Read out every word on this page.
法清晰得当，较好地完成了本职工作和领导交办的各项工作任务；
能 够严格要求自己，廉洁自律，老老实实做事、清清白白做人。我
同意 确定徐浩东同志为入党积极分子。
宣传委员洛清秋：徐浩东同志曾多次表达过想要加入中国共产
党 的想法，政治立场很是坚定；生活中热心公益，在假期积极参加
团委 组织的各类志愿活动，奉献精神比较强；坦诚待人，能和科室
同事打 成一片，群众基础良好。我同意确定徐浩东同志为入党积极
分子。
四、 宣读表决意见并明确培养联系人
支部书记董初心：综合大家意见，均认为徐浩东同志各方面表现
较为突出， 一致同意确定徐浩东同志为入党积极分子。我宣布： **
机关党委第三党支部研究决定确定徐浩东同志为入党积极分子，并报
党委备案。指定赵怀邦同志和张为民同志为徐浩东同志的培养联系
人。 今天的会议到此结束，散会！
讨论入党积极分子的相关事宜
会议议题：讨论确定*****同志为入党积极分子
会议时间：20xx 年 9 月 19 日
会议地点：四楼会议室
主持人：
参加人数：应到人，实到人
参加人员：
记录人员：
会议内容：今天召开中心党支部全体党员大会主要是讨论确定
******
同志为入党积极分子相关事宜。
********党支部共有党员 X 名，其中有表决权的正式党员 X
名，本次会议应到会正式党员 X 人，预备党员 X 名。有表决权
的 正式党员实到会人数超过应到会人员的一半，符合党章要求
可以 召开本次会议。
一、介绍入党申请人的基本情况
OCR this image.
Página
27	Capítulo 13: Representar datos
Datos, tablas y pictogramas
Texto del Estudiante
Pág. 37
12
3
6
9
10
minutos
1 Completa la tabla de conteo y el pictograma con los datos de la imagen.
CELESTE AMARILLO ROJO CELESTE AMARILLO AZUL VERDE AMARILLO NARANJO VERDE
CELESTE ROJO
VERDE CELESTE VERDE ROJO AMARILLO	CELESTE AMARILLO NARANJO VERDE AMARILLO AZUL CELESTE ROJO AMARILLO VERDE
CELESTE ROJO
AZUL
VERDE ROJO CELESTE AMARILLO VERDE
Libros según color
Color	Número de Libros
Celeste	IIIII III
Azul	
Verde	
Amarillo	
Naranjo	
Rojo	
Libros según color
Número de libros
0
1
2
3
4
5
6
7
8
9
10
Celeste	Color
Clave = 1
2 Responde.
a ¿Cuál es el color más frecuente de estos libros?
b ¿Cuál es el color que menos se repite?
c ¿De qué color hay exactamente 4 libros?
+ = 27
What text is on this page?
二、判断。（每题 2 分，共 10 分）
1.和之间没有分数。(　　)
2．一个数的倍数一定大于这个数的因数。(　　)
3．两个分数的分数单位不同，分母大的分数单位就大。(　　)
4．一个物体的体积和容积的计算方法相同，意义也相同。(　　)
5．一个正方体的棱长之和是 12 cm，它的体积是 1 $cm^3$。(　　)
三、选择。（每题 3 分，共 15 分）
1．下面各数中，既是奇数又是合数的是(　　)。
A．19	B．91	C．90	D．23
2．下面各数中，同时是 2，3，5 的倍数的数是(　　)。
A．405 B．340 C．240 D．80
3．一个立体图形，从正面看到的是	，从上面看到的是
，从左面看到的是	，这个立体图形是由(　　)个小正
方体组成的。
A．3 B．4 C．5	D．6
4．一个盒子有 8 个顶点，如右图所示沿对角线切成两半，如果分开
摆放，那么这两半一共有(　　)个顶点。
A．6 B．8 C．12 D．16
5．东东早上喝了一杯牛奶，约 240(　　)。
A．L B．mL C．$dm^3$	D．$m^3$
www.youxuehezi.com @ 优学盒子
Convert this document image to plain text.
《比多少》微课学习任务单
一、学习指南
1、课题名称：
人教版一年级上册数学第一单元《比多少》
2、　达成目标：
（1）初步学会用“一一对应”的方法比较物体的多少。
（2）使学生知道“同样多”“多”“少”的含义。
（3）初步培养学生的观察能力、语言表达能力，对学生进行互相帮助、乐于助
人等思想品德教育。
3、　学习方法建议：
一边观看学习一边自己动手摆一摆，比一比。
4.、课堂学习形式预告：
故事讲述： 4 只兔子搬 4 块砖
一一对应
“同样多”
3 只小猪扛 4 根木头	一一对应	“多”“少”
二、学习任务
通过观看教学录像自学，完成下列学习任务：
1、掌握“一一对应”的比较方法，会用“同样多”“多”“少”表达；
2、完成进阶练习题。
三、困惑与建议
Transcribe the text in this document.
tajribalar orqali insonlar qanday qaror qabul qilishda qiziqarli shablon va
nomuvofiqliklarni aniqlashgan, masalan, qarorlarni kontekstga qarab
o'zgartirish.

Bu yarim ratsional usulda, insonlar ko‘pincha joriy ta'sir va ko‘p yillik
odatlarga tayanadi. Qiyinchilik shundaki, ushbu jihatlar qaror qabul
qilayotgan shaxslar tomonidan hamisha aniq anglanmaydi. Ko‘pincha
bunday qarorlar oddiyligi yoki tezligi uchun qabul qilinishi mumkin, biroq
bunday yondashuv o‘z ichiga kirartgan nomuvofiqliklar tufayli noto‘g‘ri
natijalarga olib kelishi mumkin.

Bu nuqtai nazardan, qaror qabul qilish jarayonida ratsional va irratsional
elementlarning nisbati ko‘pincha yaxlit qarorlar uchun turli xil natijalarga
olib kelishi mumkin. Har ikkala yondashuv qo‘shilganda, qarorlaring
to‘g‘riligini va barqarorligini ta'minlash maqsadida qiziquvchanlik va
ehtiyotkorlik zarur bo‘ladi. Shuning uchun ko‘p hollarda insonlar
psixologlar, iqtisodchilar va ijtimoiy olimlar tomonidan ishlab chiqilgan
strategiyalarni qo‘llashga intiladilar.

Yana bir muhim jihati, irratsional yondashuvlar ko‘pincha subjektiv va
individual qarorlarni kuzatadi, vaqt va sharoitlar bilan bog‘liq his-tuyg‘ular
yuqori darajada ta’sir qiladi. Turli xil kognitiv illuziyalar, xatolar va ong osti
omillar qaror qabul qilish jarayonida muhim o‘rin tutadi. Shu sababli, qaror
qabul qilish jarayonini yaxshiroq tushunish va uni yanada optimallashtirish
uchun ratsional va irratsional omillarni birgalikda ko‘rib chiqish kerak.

## Exercise instructions
Identify the lines above that contain the word "irratsional", then copy them.

## Written response
Bu nuqtai nazardan, qaror qabul qilish jarayonida ratsional va irratsional
Yana bir muhim jihati, irratsional yondashuvlar ko‘pincha subjektiv va
uchun ratsional va irratsional omillarni birgalikda ko‘rib chiqish kerak.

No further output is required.